— DATA IN THIS EXERCISE —
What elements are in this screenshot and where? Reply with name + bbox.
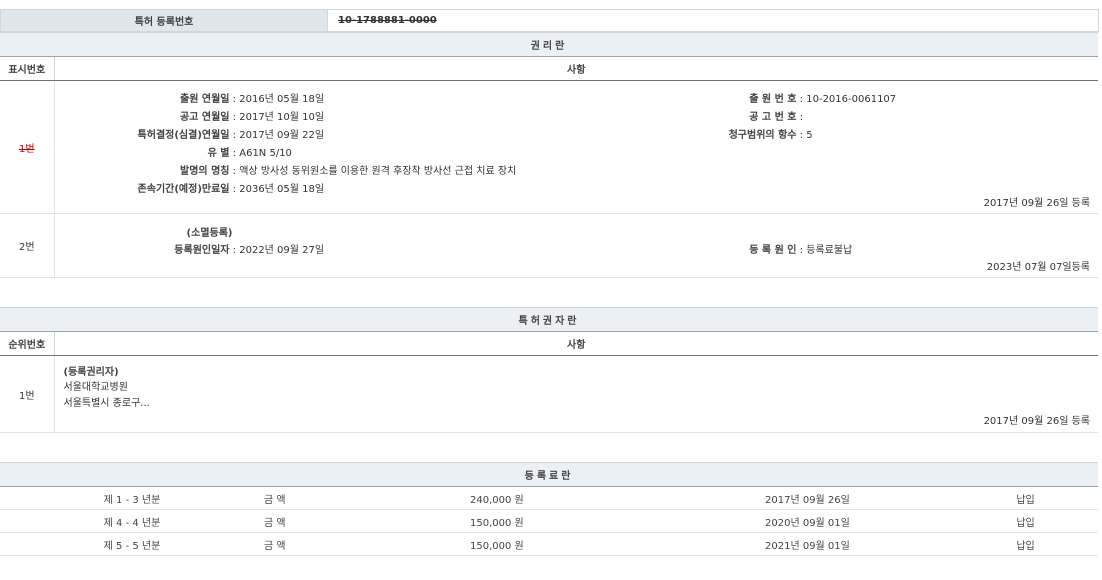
fee-row: 제 5 - 5 년분 금 액 150,000 원 2021년 09월 01일 납… <box>0 533 1098 556</box>
fee-label: 금 액 <box>264 533 384 556</box>
invention-name-key: 발명의 명칭 <box>55 162 230 177</box>
claims-count-key: 청구범위의 항수 <box>655 126 797 141</box>
expire-date-key: 존속기간(예정)만료일 <box>55 180 230 195</box>
holder-address: 서울특별시 종로구... <box>64 394 150 409</box>
fee-period: 제 5 - 5 년분 <box>0 533 264 556</box>
cause-key: 등 록 원 인 <box>655 241 797 256</box>
fee-status: 납입 <box>953 487 1098 510</box>
cause-date-value: 2022년 09월 27일 <box>239 245 324 256</box>
apply-no-value: 10-2016-0061107 <box>806 94 896 105</box>
holders-row: 1번 (등록권리자) 서울대학교병원 서울특별시 종로구... 2017년 09… <box>0 356 1098 433</box>
rights-table: 권리란 표시번호 사항 1번 출원 연월일 : 2016년 05월 18일 공고… <box>0 32 1098 278</box>
fee-period: 제 1 - 3 년분 <box>0 487 264 510</box>
apply-no-key: 출 원 번 호 <box>655 90 797 105</box>
rights-row2-reg-date: 2023년 07월 07일등록 <box>987 258 1090 273</box>
fee-status: 납입 <box>953 510 1098 533</box>
holders-col-item: 사항 <box>54 332 1098 356</box>
decision-date-value: 2017년 09월 22일 <box>239 130 324 141</box>
apply-date-value: 2016년 05월 18일 <box>239 94 324 105</box>
fee-date: 2021년 09월 01일 <box>653 533 953 556</box>
fee-amount: 150,000 원 <box>384 533 653 556</box>
holder-heading: (등록권리자) <box>64 363 119 378</box>
type-value: A61N 5/10 <box>239 148 292 159</box>
rights-col-item: 사항 <box>54 57 1098 81</box>
fee-label: 금 액 <box>264 487 384 510</box>
rights-section-title: 권리란 <box>0 33 1098 57</box>
fees-table: 등록료란 제 1 - 3 년분 금 액 240,000 원 2017년 09월 … <box>0 462 1098 556</box>
fees-section-title: 등록료란 <box>0 463 1098 487</box>
holders-section-title: 특허권자란 <box>0 308 1098 332</box>
cause-value: 등록료불납 <box>806 245 852 256</box>
rights-row1-reg-date: 2017년 09월 26일 등록 <box>984 194 1090 209</box>
pub-no-key: 공 고 번 호 <box>655 108 797 123</box>
fee-row: 제 4 - 4 년분 금 액 150,000 원 2020년 09월 01일 납… <box>0 510 1098 533</box>
rights-row: 2번 (소멸등록) 등록원인일자 : 2022년 09월 27일 등 록 원 인… <box>0 214 1098 278</box>
fee-date: 2017년 09월 26일 <box>653 487 953 510</box>
extinction-heading: (소멸등록) <box>55 224 233 239</box>
apply-date-key: 출원 연월일 <box>55 90 230 105</box>
holder-name: 서울대학교병원 <box>64 378 128 393</box>
fee-label: 금 액 <box>264 510 384 533</box>
rights-row-number: 2번 <box>0 214 54 278</box>
decision-date-key: 특허결정(심결)연월일 <box>55 126 230 141</box>
holders-row-number: 1번 <box>0 356 54 433</box>
pub-date-value: 2017년 10월 10일 <box>239 112 324 123</box>
registration-number-label: 특허 등록번호 <box>1 10 328 32</box>
patent-registry-page: 특허 등록번호 10-1788881-0000 권리란 표시번호 사항 1번 출… <box>0 9 1098 556</box>
cause-date-key: 등록원인일자 <box>55 241 230 256</box>
rights-row-number: 1번 <box>19 144 35 155</box>
invention-name-value: 액상 방사성 동위원소를 이용한 원격 후장착 방사선 근접 치료 장치 <box>239 166 516 177</box>
claims-count-value: 5 <box>806 130 812 141</box>
expire-date-value: 2036년 05월 18일 <box>239 184 324 195</box>
registration-number-value: 10-1788881-0000 <box>338 15 437 26</box>
type-key: 유 별 <box>55 144 230 159</box>
rights-row: 1번 출원 연월일 : 2016년 05월 18일 공고 연월일 : 2017년… <box>0 81 1098 214</box>
holders-col-number: 순위번호 <box>0 332 54 356</box>
holders-table: 특허권자란 순위번호 사항 1번 (등록권리자) 서울대학교병원 서울특별시 종… <box>0 307 1098 433</box>
fee-date: 2020년 09월 01일 <box>653 510 953 533</box>
rights-col-number: 표시번호 <box>0 57 54 81</box>
holder-reg-date: 2017년 09월 26일 등록 <box>984 412 1090 427</box>
fee-amount: 240,000 원 <box>384 487 653 510</box>
fee-row: 제 1 - 3 년분 금 액 240,000 원 2017년 09월 26일 납… <box>0 487 1098 510</box>
fee-period: 제 4 - 4 년분 <box>0 510 264 533</box>
pub-date-key: 공고 연월일 <box>55 108 230 123</box>
fee-amount: 150,000 원 <box>384 510 653 533</box>
fee-status: 납입 <box>953 533 1098 556</box>
registration-number-table: 특허 등록번호 10-1788881-0000 <box>0 9 1099 32</box>
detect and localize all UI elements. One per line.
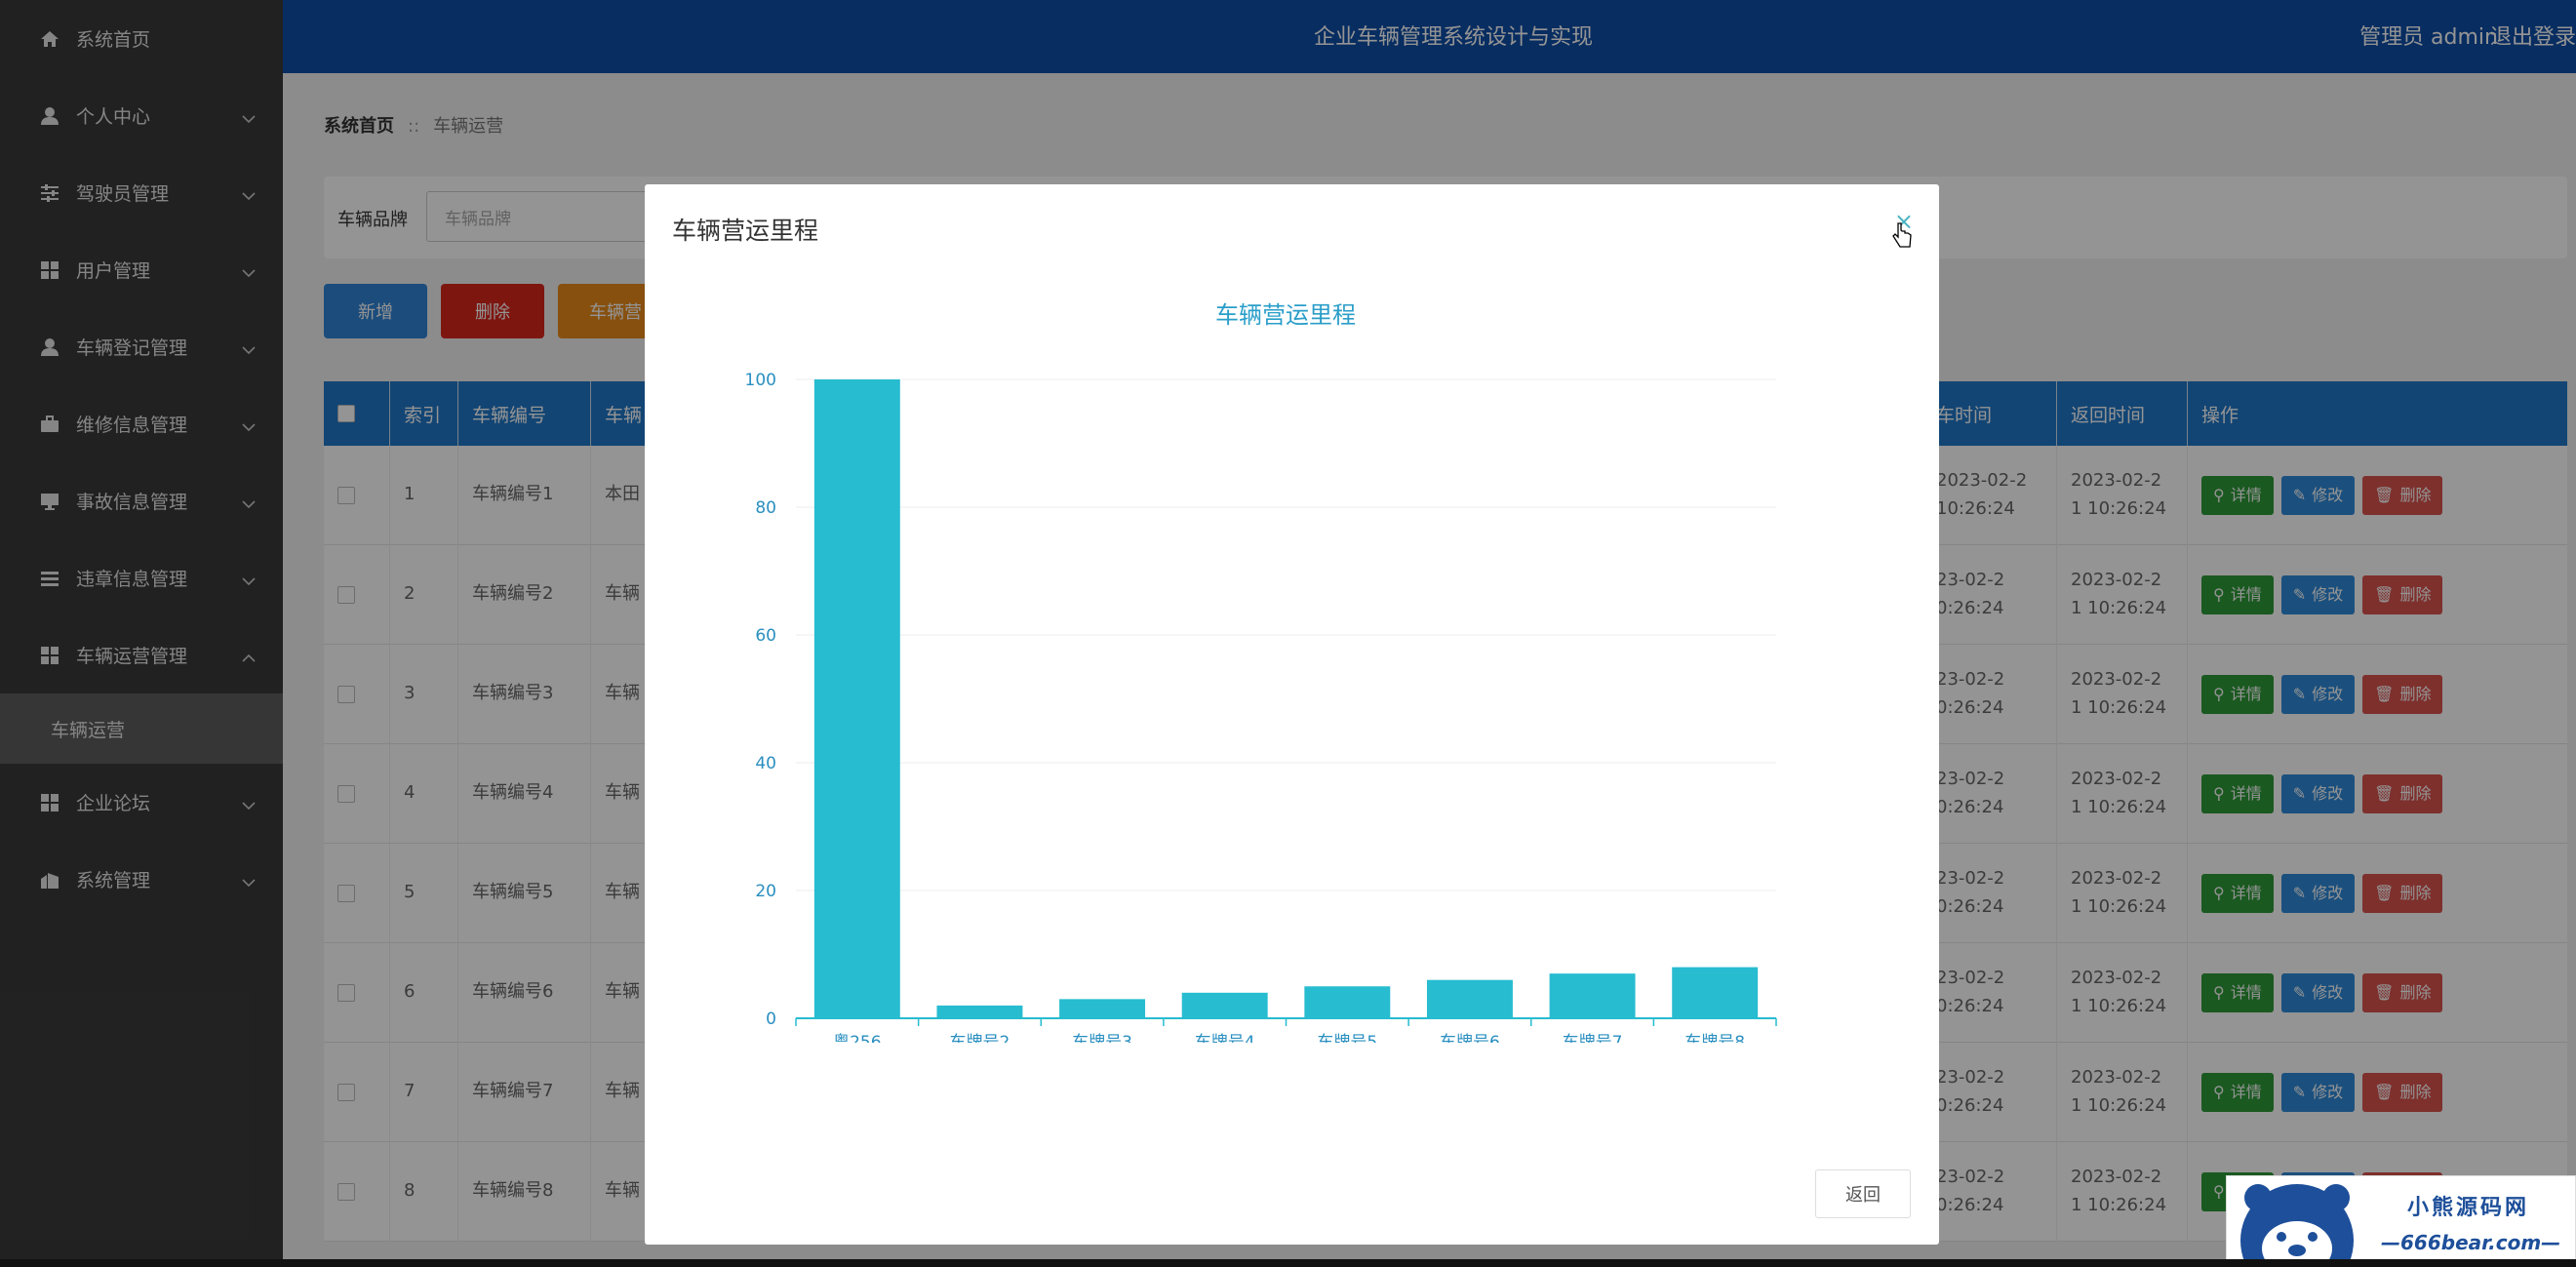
y-tick-label: 0 [766, 1010, 776, 1029]
x-tick-label: 车牌号6 [1440, 1033, 1500, 1043]
x-tick-label: 车牌号7 [1563, 1033, 1623, 1043]
x-tick-label: 车牌号4 [1195, 1033, 1255, 1043]
chart-title: 车辆营运里程 [1215, 301, 1356, 329]
y-tick-label: 40 [755, 754, 776, 773]
bar-2[interactable] [936, 1005, 1023, 1018]
bar-5[interactable] [1304, 986, 1391, 1018]
bar-4[interactable] [1181, 992, 1268, 1018]
bar-6[interactable] [1426, 979, 1513, 1018]
mileage-dialog: 车辆营运里程 × 车辆营运里程 0 20 40 60 80 100 粤256 车牌号2 车牌号3… [645, 184, 1939, 1245]
watermark-url: —666bear.com— [2381, 1231, 2561, 1254]
bar-3[interactable] [1059, 999, 1146, 1018]
chart-grid [796, 378, 1776, 891]
bear-logo-icon [2240, 1184, 2354, 1267]
y-tick-label: 60 [755, 626, 776, 646]
y-tick-label: 80 [755, 498, 776, 518]
watermark-logo: 小熊源码网 —666bear.com— [2226, 1175, 2576, 1267]
x-tick-label: 车牌号3 [1072, 1033, 1132, 1043]
x-tick-label: 车牌号2 [950, 1033, 1011, 1043]
watermark-title: 小熊源码网 [2407, 1196, 2530, 1220]
x-tick-label: 粤256 [833, 1033, 881, 1043]
x-tick-label: 车牌号5 [1317, 1033, 1377, 1043]
chart-bars [813, 379, 1759, 1018]
y-tick-label: 100 [745, 371, 776, 390]
bar-1[interactable] [813, 379, 900, 1018]
mileage-bar-chart: 车辆营运里程 0 20 40 60 80 100 粤256 车牌号2 车牌号3 车牌号4 车牌号5 车… [745, 301, 1777, 1043]
back-button[interactable]: 返回 [1815, 1169, 1911, 1218]
y-tick-label: 20 [755, 882, 776, 901]
bottom-strip [0, 1259, 2576, 1267]
x-tick-label: 车牌号8 [1684, 1033, 1745, 1043]
bar-8[interactable] [1672, 967, 1759, 1018]
bar-7[interactable] [1549, 973, 1636, 1018]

— AIM —
Return every line of the data above without any change, leaving out the pictures.

— ANSWER TO THIS PROBLEM —
What elements are in this screenshot and where? Reply with name + bbox.
fee-row: 제 5 - 5 년분 금 액 150,000 원 2021년 09월 01일 납… <box>0 533 1098 556</box>
fee-label: 금 액 <box>264 533 384 556</box>
invention-name-key: 발명의 명칭 <box>55 162 230 177</box>
claims-count-key: 청구범위의 항수 <box>655 126 797 141</box>
expire-date-key: 존속기간(예정)만료일 <box>55 180 230 195</box>
holder-address: 서울특별시 종로구... <box>64 394 150 409</box>
fee-period: 제 5 - 5 년분 <box>0 533 264 556</box>
cause-key: 등 록 원 인 <box>655 241 797 256</box>
fee-status: 납입 <box>953 487 1098 510</box>
cause-date-value: 2022년 09월 27일 <box>239 245 324 256</box>
apply-no-value: 10-2016-0061107 <box>806 94 896 105</box>
holders-row: 1번 (등록권리자) 서울대학교병원 서울특별시 종로구... 2017년 09… <box>0 356 1098 433</box>
rights-table: 권리란 표시번호 사항 1번 출원 연월일 : 2016년 05월 18일 공고… <box>0 32 1098 278</box>
fee-period: 제 1 - 3 년분 <box>0 487 264 510</box>
apply-no-key: 출 원 번 호 <box>655 90 797 105</box>
rights-row2-reg-date: 2023년 07월 07일등록 <box>987 258 1090 273</box>
fee-status: 납입 <box>953 510 1098 533</box>
holders-col-item: 사항 <box>54 332 1098 356</box>
decision-date-value: 2017년 09월 22일 <box>239 130 324 141</box>
apply-date-value: 2016년 05월 18일 <box>239 94 324 105</box>
fee-date: 2021년 09월 01일 <box>653 533 953 556</box>
fee-amount: 150,000 원 <box>384 533 653 556</box>
holder-heading: (등록권리자) <box>64 363 119 378</box>
type-value: A61N 5/10 <box>239 148 292 159</box>
rights-col-item: 사항 <box>54 57 1098 81</box>
fee-label: 금 액 <box>264 487 384 510</box>
rights-section-title: 권리란 <box>0 33 1098 57</box>
fees-table: 등록료란 제 1 - 3 년분 금 액 240,000 원 2017년 09월 … <box>0 462 1098 556</box>
fees-section-title: 등록료란 <box>0 463 1098 487</box>
holders-section-title: 특허권자란 <box>0 308 1098 332</box>
cause-value: 등록료불납 <box>806 245 852 256</box>
rights-row1-reg-date: 2017년 09월 26일 등록 <box>984 194 1090 209</box>
pub-no-key: 공 고 번 호 <box>655 108 797 123</box>
fee-row: 제 4 - 4 년분 금 액 150,000 원 2020년 09월 01일 납… <box>0 510 1098 533</box>
rights-row: 2번 (소멸등록) 등록원인일자 : 2022년 09월 27일 등 록 원 인… <box>0 214 1098 278</box>
fee-date: 2017년 09월 26일 <box>653 487 953 510</box>
extinction-heading: (소멸등록) <box>55 224 233 239</box>
apply-date-key: 출원 연월일 <box>55 90 230 105</box>
holder-name: 서울대학교병원 <box>64 378 128 393</box>
fee-label: 금 액 <box>264 510 384 533</box>
rights-row-number: 2번 <box>0 214 54 278</box>
decision-date-key: 특허결정(심결)연월일 <box>55 126 230 141</box>
holders-row-number: 1번 <box>0 356 54 433</box>
pub-date-value: 2017년 10월 10일 <box>239 112 324 123</box>
registration-number-label: 특허 등록번호 <box>1 10 328 32</box>
patent-registry-page: 특허 등록번호 10-1788881-0000 권리란 표시번호 사항 1번 출… <box>0 9 1098 556</box>
cause-date-key: 등록원인일자 <box>55 241 230 256</box>
rights-row-number: 1번 <box>19 144 35 155</box>
invention-name-value: 액상 방사성 동위원소를 이용한 원격 후장착 방사선 근접 치료 장치 <box>239 166 516 177</box>
claims-count-value: 5 <box>806 130 812 141</box>
expire-date-value: 2036년 05월 18일 <box>239 184 324 195</box>
registration-number-value: 10-1788881-0000 <box>338 15 437 26</box>
type-key: 유 별 <box>55 144 230 159</box>
rights-row: 1번 출원 연월일 : 2016년 05월 18일 공고 연월일 : 2017년… <box>0 81 1098 214</box>
holders-col-number: 순위번호 <box>0 332 54 356</box>
holders-table: 특허권자란 순위번호 사항 1번 (등록권리자) 서울대학교병원 서울특별시 종… <box>0 307 1098 433</box>
fee-date: 2020년 09월 01일 <box>653 510 953 533</box>
rights-col-number: 표시번호 <box>0 57 54 81</box>
holder-reg-date: 2017년 09월 26일 등록 <box>984 412 1090 427</box>
fee-amount: 240,000 원 <box>384 487 653 510</box>
fee-row: 제 1 - 3 년분 금 액 240,000 원 2017년 09월 26일 납… <box>0 487 1098 510</box>
fee-period: 제 4 - 4 년분 <box>0 510 264 533</box>
pub-date-key: 공고 연월일 <box>55 108 230 123</box>
fee-amount: 150,000 원 <box>384 510 653 533</box>
fee-status: 납입 <box>953 533 1098 556</box>
registration-number-table: 특허 등록번호 10-1788881-0000 <box>0 9 1099 32</box>
detect and localize all UI elements. One per line.
y-tick-label: 0 [766, 1010, 776, 1029]
x-tick-label: 车牌号6 [1440, 1033, 1500, 1043]
x-tick-label: 车牌号7 [1563, 1033, 1623, 1043]
x-tick-label: 车牌号4 [1195, 1033, 1255, 1043]
chart-title: 车辆营运里程 [1215, 301, 1356, 329]
y-tick-label: 40 [755, 754, 776, 773]
bar-2[interactable] [936, 1005, 1023, 1018]
bar-5[interactable] [1304, 986, 1391, 1018]
bar-4[interactable] [1181, 992, 1268, 1018]
bar-6[interactable] [1426, 979, 1513, 1018]
mileage-dialog: 车辆营运里程 × 车辆营运里程 0 20 40 60 80 100 粤256 车牌号2 车牌号3… [645, 184, 1939, 1245]
watermark-url: —666bear.com— [2381, 1231, 2561, 1254]
bar-3[interactable] [1059, 999, 1146, 1018]
chart-grid [796, 378, 1776, 891]
bear-logo-icon [2240, 1184, 2354, 1267]
y-tick-label: 60 [755, 626, 776, 646]
y-tick-label: 80 [755, 498, 776, 518]
watermark-logo: 小熊源码网 —666bear.com— [2226, 1175, 2576, 1267]
x-tick-label: 车牌号3 [1072, 1033, 1132, 1043]
x-tick-label: 车牌号2 [950, 1033, 1011, 1043]
watermark-title: 小熊源码网 [2407, 1196, 2530, 1220]
x-tick-label: 粤256 [833, 1033, 881, 1043]
x-tick-label: 车牌号5 [1317, 1033, 1377, 1043]
chart-bars [813, 379, 1759, 1018]
y-tick-label: 100 [745, 371, 776, 390]
bar-1[interactable] [813, 379, 900, 1018]
mileage-bar-chart: 车辆营运里程 0 20 40 60 80 100 粤256 车牌号2 车牌号3 车牌号4 车牌号5 车… [745, 301, 1777, 1043]
back-button[interactable]: 返回 [1815, 1169, 1911, 1218]
y-tick-label: 20 [755, 882, 776, 901]
bottom-strip [0, 1259, 2576, 1267]
x-tick-label: 车牌号8 [1684, 1033, 1745, 1043]
bar-8[interactable] [1672, 967, 1759, 1018]
bar-7[interactable] [1549, 973, 1636, 1018]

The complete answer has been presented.